* **Exercise requirements**
Count how many lines of the material hold "건설기계". Respond with that number alone.

Data records

================

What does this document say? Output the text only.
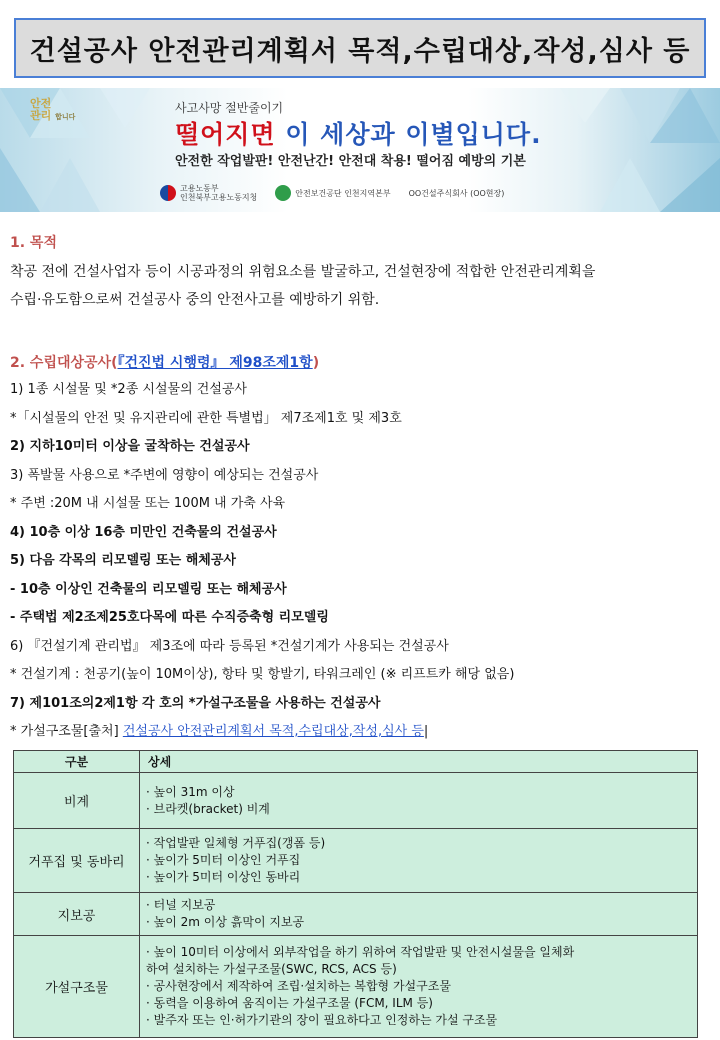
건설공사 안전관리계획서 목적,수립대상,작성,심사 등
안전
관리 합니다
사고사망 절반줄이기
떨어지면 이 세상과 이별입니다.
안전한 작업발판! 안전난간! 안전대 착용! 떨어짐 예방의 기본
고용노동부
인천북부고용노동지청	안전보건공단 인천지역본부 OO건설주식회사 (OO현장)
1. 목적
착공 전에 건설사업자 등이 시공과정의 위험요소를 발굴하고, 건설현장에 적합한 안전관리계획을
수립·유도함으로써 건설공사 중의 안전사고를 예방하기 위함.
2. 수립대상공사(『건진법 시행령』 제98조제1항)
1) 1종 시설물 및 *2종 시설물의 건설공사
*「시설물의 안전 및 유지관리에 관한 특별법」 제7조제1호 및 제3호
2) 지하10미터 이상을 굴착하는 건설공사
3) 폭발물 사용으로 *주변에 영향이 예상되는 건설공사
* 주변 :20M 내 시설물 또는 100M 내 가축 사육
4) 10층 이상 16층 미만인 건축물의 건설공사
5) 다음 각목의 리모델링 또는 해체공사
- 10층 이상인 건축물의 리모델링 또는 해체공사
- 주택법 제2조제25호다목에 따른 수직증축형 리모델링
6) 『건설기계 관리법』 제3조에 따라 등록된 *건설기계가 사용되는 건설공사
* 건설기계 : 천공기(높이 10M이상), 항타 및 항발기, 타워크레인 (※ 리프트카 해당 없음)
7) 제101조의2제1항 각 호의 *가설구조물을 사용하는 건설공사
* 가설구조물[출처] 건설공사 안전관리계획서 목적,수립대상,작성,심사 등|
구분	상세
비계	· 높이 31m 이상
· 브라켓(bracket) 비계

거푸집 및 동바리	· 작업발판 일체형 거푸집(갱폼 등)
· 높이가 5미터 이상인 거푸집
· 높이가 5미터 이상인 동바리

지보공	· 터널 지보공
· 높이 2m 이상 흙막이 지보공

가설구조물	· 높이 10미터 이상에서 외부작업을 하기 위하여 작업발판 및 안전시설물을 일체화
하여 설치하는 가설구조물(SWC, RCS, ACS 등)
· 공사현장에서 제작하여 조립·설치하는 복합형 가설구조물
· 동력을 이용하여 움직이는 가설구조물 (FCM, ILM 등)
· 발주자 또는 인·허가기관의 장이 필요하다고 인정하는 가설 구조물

================

* **Solution for this task**
2